### Directions
Check every line of the entries for "Simulation", and copy the lines that hold it.

### Source records
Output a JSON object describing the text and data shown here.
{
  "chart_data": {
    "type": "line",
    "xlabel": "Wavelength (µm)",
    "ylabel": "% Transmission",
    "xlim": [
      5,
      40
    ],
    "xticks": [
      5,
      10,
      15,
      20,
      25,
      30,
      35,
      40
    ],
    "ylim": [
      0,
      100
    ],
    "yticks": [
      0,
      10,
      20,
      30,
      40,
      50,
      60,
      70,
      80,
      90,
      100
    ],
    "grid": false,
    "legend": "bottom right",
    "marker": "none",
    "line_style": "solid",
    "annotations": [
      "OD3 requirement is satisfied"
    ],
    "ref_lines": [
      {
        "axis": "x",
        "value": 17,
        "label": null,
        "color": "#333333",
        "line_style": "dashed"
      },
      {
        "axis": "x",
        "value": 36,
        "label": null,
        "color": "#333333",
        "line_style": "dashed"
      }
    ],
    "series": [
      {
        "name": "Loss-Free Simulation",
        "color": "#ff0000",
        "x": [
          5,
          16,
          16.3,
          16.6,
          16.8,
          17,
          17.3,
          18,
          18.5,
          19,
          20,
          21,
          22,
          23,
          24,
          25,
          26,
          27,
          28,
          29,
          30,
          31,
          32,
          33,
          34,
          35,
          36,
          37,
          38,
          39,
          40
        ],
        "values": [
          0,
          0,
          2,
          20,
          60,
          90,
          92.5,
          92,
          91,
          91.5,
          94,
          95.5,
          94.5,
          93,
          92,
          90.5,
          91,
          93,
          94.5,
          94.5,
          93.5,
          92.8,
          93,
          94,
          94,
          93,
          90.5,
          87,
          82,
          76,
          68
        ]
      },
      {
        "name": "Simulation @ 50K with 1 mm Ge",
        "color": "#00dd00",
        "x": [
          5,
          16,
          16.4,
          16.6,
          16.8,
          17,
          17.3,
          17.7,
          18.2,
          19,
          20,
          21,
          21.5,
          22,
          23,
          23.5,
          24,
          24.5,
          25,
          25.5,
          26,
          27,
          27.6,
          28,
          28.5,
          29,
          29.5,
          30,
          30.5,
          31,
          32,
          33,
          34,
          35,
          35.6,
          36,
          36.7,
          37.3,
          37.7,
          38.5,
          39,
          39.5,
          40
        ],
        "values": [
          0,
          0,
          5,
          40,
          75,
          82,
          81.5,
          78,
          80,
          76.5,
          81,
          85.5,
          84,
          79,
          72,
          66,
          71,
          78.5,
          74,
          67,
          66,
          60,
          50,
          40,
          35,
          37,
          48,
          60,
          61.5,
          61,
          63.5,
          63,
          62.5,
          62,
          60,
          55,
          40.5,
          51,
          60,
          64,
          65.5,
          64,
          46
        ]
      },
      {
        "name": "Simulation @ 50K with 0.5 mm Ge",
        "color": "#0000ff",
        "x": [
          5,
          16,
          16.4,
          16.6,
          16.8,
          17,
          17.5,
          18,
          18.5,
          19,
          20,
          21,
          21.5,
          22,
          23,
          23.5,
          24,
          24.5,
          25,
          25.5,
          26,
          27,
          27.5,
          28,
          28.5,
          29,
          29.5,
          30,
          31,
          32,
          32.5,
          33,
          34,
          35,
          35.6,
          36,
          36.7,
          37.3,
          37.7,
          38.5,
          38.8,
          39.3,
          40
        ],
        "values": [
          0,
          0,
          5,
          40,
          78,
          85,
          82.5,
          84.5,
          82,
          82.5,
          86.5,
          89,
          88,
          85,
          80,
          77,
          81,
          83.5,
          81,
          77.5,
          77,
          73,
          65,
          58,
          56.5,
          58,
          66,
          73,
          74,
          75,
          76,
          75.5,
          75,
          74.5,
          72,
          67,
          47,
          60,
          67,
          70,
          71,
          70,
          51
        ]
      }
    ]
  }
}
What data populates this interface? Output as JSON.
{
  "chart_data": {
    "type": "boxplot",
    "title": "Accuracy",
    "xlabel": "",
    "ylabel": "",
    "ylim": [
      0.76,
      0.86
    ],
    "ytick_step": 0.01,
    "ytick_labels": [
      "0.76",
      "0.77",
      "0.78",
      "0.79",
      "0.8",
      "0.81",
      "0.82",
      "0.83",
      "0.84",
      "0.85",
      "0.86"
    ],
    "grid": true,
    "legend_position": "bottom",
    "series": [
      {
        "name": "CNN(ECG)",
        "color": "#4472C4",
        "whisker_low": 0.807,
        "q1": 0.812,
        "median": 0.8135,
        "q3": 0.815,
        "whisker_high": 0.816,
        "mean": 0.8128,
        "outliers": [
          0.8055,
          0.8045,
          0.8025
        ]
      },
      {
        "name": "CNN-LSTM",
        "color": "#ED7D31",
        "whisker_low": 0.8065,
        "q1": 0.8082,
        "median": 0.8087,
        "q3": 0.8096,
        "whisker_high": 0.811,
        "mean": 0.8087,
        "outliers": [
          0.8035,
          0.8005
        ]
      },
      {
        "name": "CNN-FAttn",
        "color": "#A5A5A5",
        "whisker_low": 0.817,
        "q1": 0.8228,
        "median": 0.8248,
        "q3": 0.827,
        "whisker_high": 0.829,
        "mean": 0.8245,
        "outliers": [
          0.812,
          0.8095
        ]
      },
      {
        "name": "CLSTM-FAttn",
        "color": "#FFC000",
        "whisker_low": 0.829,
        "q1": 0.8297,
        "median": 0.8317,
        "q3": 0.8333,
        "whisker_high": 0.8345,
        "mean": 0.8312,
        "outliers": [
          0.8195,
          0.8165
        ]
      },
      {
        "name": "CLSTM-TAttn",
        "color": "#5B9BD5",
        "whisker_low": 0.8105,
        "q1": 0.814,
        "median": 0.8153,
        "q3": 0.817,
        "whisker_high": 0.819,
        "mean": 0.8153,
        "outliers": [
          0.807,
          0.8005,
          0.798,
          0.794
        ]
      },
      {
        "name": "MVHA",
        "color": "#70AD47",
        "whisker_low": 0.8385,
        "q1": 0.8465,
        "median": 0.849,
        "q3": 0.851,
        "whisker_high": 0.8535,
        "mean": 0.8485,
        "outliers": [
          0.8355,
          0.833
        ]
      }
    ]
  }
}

### Solution to the exercise
        "name": "Loss-Free Simulation",
        "name": "Simulation @ 50K with 1 mm Ge",
        "name": "Simulation @ 50K with 0.5 mm Ge",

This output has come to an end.